+++ Task input +++

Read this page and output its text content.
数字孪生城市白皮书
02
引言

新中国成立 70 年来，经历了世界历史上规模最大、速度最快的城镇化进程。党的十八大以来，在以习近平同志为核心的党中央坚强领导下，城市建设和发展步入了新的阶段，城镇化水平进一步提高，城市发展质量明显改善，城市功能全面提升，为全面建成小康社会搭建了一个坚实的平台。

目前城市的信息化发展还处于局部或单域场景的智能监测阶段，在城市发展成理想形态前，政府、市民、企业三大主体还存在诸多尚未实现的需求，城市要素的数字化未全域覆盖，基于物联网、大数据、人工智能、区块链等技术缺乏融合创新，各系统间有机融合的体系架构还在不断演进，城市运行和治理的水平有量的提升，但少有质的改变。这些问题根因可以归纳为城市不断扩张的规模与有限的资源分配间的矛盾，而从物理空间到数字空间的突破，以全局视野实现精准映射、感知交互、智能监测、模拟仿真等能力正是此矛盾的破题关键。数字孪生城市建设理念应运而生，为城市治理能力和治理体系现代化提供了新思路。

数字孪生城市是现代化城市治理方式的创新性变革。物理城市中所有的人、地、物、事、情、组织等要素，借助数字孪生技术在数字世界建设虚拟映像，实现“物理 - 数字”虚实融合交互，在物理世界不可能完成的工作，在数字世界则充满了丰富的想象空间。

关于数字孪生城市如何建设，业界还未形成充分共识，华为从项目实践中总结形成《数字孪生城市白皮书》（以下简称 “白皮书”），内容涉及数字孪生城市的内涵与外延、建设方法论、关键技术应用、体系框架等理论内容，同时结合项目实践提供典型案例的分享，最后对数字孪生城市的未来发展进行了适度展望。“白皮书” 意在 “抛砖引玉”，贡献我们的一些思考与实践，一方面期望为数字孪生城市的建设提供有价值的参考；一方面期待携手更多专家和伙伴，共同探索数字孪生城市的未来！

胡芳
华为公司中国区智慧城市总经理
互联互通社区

+++

Brief
The full set of records should be duplicated exactly.

The answer
Read this page and output its text content.
数字孪生城市白皮书
02
引言

新中国成立 70 年来，经历了世界历史上规模最大、速度最快的城镇化进程。党的十八大以来，在以习近平同志为核心的党中央坚强领导下，城市建设和发展步入了新的阶段，城镇化水平进一步提高，城市发展质量明显改善，城市功能全面提升，为全面建成小康社会搭建了一个坚实的平台。

目前城市的信息化发展还处于局部或单域场景的智能监测阶段，在城市发展成理想形态前，政府、市民、企业三大主体还存在诸多尚未实现的需求，城市要素的数字化未全域覆盖，基于物联网、大数据、人工智能、区块链等技术缺乏融合创新，各系统间有机融合的体系架构还在不断演进，城市运行和治理的水平有量的提升，但少有质的改变。这些问题根因可以归纳为城市不断扩张的规模与有限的资源分配间的矛盾，而从物理空间到数字空间的突破，以全局视野实现精准映射、感知交互、智能监测、模拟仿真等能力正是此矛盾的破题关键。数字孪生城市建设理念应运而生，为城市治理能力和治理体系现代化提供了新思路。

数字孪生城市是现代化城市治理方式的创新性变革。物理城市中所有的人、地、物、事、情、组织等要素，借助数字孪生技术在数字世界建设虚拟映像，实现“物理 - 数字”虚实融合交互，在物理世界不可能完成的工作，在数字世界则充满了丰富的想象空间。

关于数字孪生城市如何建设，业界还未形成充分共识，华为从项目实践中总结形成《数字孪生城市白皮书》（以下简称 “白皮书”），内容涉及数字孪生城市的内涵与外延、建设方法论、关键技术应用、体系框架等理论内容，同时结合项目实践提供典型案例的分享，最后对数字孪生城市的未来发展进行了适度展望。“白皮书” 意在 “抛砖引玉”，贡献我们的一些思考与实践，一方面期望为数字孪生城市的建设提供有价值的参考；一方面期待携手更多专家和伙伴，共同探索数字孪生城市的未来！

胡芳
华为公司中国区智慧城市总经理
互联互通社区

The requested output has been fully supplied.